Written task:
Exactly as written, please set down all of the entries again, with no pictures.

** BEGIN Dataset extract **

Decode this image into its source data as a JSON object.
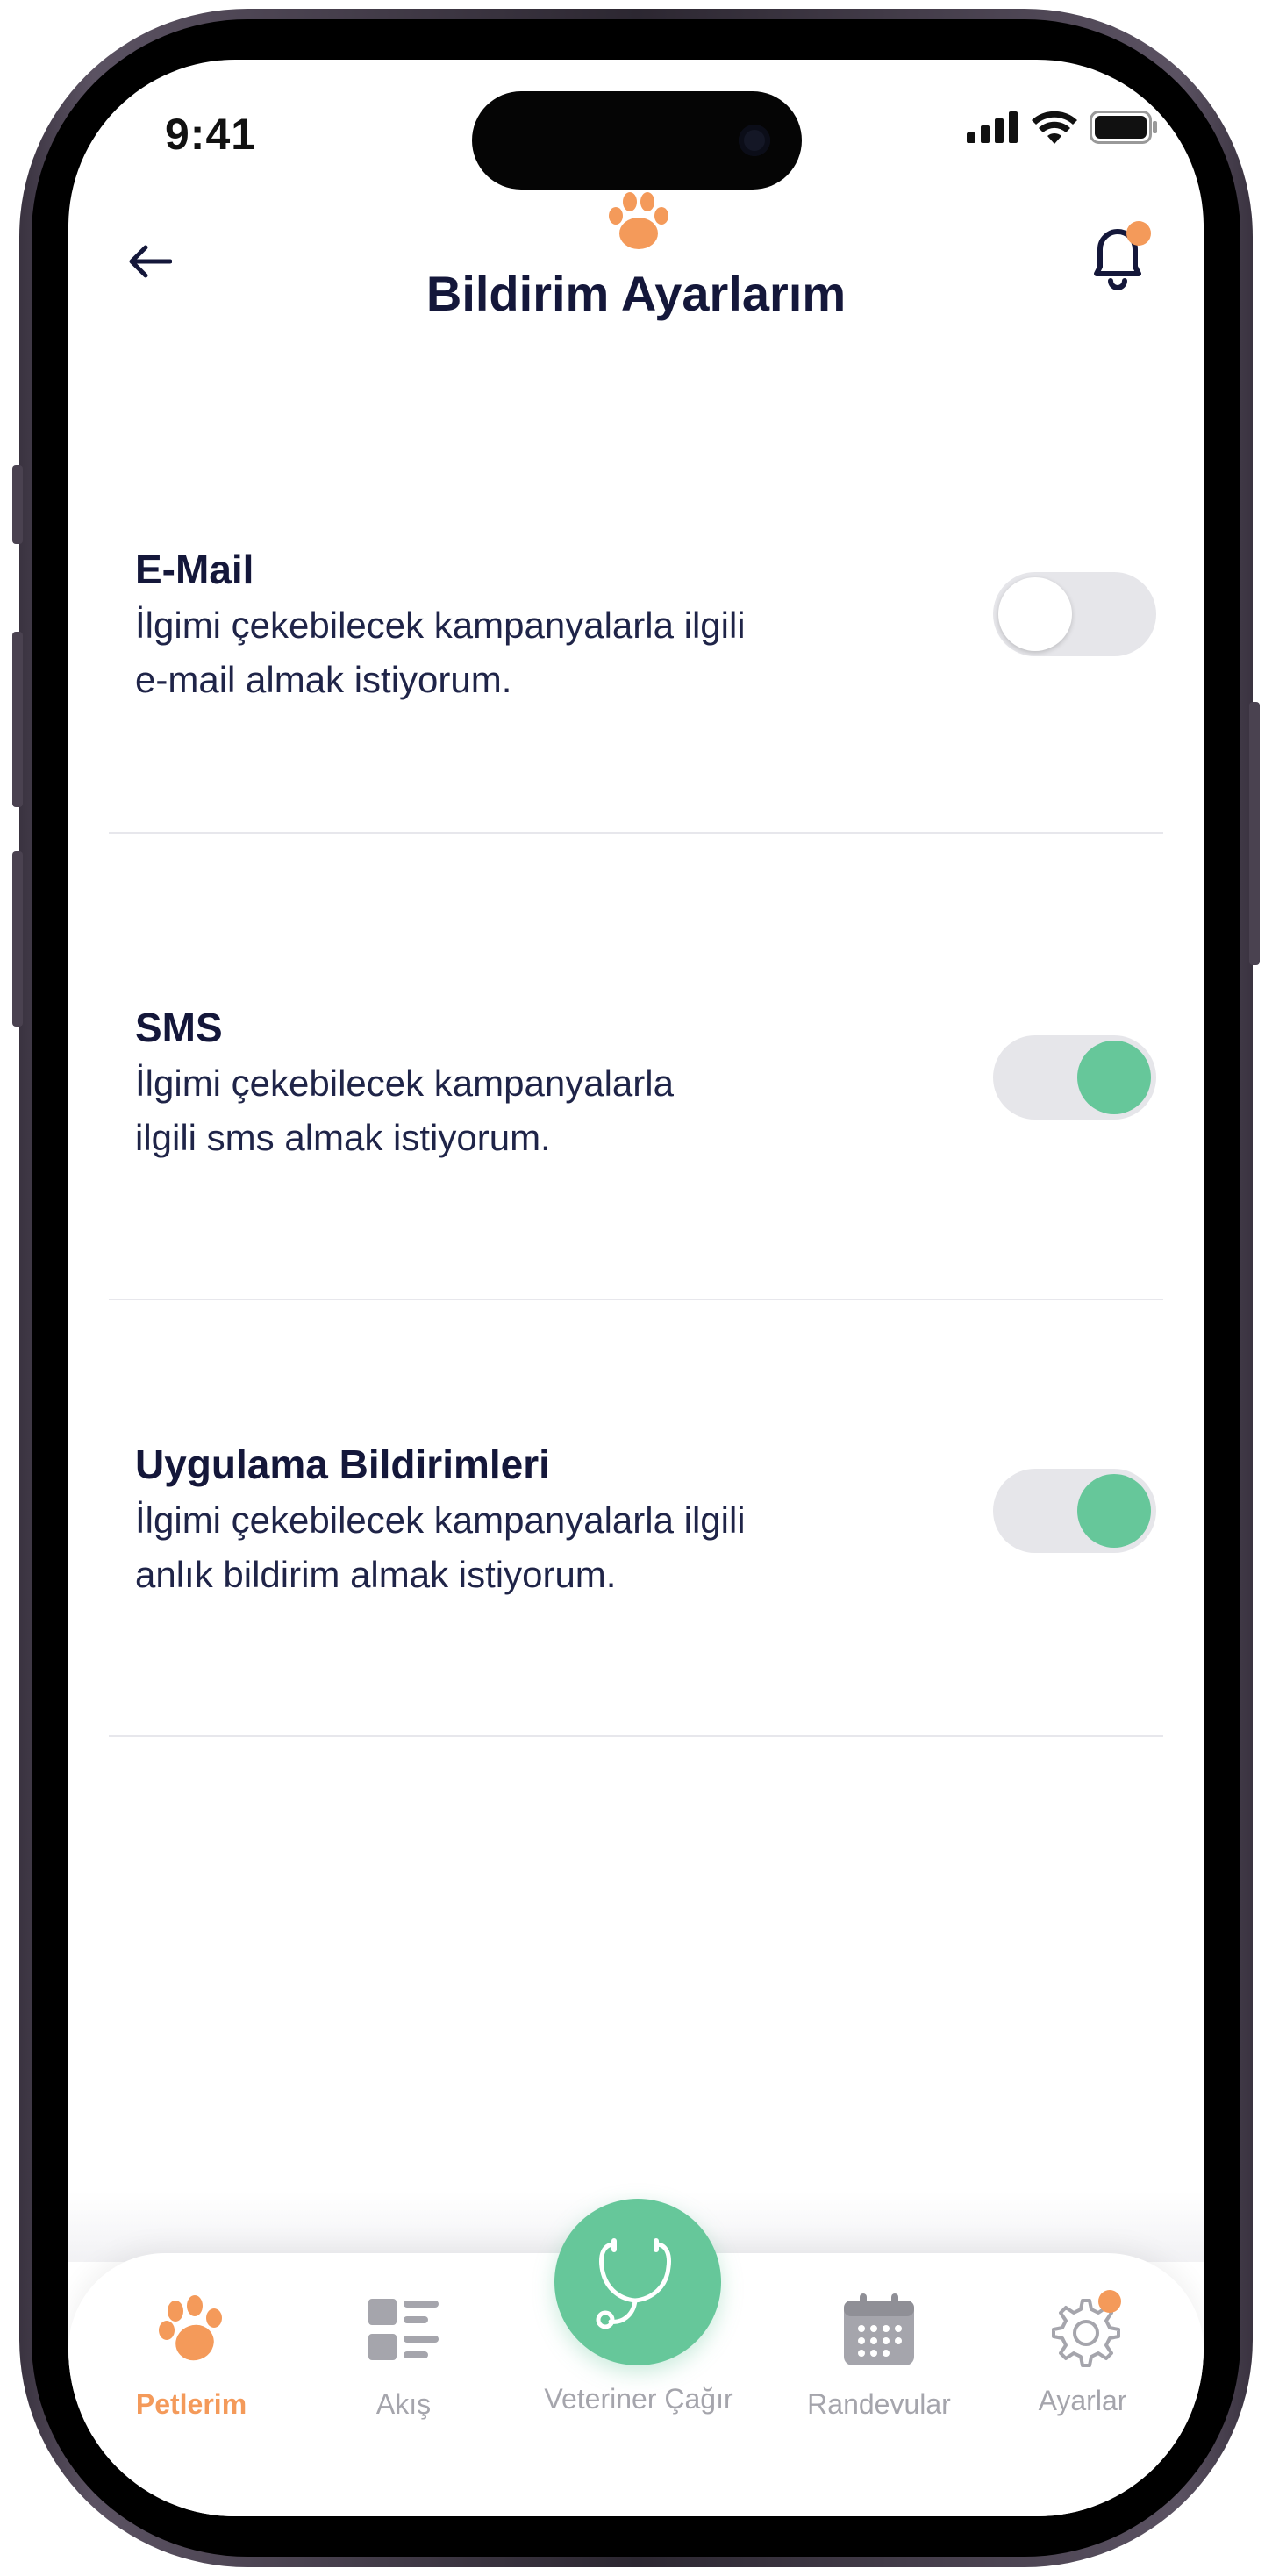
{
  "status_bar": {
    "time": "9:41",
    "icons": [
      "signal-icon",
      "wifi-icon",
      "battery-icon"
    ]
  },
  "header": {
    "title": "Bildirim Ayarlarım",
    "back_icon": "back-arrow-icon",
    "logo_icon": "paw-icon",
    "notification_icon": "bell-icon",
    "has_unread": true
  },
  "settings": [
    {
      "title": "E-Mail",
      "description_line1": "İlgimi çekebilecek kampanyalarla ilgili",
      "description_line2": "e-mail almak istiyorum.",
      "enabled": false
    },
    {
      "title": "SMS",
      "description_line1": "İlgimi çekebilecek kampanyalarla",
      "description_line2": "ilgili sms almak istiyorum.",
      "enabled": true
    },
    {
      "title": "Uygulama Bildirimleri",
      "description_line1": "İlgimi çekebilecek kampanyalarla ilgili",
      "description_line2": "anlık bildirim almak istiyorum.",
      "enabled": true
    }
  ],
  "bottom_nav": {
    "items": [
      {
        "label": "Petlerim",
        "icon": "paw-icon",
        "active": true
      },
      {
        "label": "Akış",
        "icon": "feed-icon",
        "active": false
      },
      {
        "label": "Veteriner Çağır",
        "icon": "stethoscope-icon",
        "active": false
      },
      {
        "label": "Randevular",
        "icon": "calendar-icon",
        "active": false
      },
      {
        "label": "Ayarlar",
        "icon": "gear-icon",
        "active": false,
        "badge": true
      }
    ]
  },
  "colors": {
    "accent_orange": "#f49a5a",
    "accent_green": "#66c79a",
    "title_navy": "#14173a",
    "muted_gray": "#a5a5ac"
  }
}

** END Dataset extract **

Complete response:
Decode this image into its source data as a JSON object.
{
  "status_bar": {
    "time": "9:41",
    "icons": [
      "signal-icon",
      "wifi-icon",
      "battery-icon"
    ]
  },
  "header": {
    "title": "Bildirim Ayarlarım",
    "back_icon": "back-arrow-icon",
    "logo_icon": "paw-icon",
    "notification_icon": "bell-icon",
    "has_unread": true
  },
  "settings": [
    {
      "title": "E-Mail",
      "description_line1": "İlgimi çekebilecek kampanyalarla ilgili",
      "description_line2": "e-mail almak istiyorum.",
      "enabled": false
    },
    {
      "title": "SMS",
      "description_line1": "İlgimi çekebilecek kampanyalarla",
      "description_line2": "ilgili sms almak istiyorum.",
      "enabled": true
    },
    {
      "title": "Uygulama Bildirimleri",
      "description_line1": "İlgimi çekebilecek kampanyalarla ilgili",
      "description_line2": "anlık bildirim almak istiyorum.",
      "enabled": true
    }
  ],
  "bottom_nav": {
    "items": [
      {
        "label": "Petlerim",
        "icon": "paw-icon",
        "active": true
      },
      {
        "label": "Akış",
        "icon": "feed-icon",
        "active": false
      },
      {
        "label": "Veteriner Çağır",
        "icon": "stethoscope-icon",
        "active": false
      },
      {
        "label": "Randevular",
        "icon": "calendar-icon",
        "active": false
      },
      {
        "label": "Ayarlar",
        "icon": "gear-icon",
        "active": false,
        "badge": true
      }
    ]
  },
  "colors": {
    "accent_orange": "#f49a5a",
    "accent_green": "#66c79a",
    "title_navy": "#14173a",
    "muted_gray": "#a5a5ac"
  }
}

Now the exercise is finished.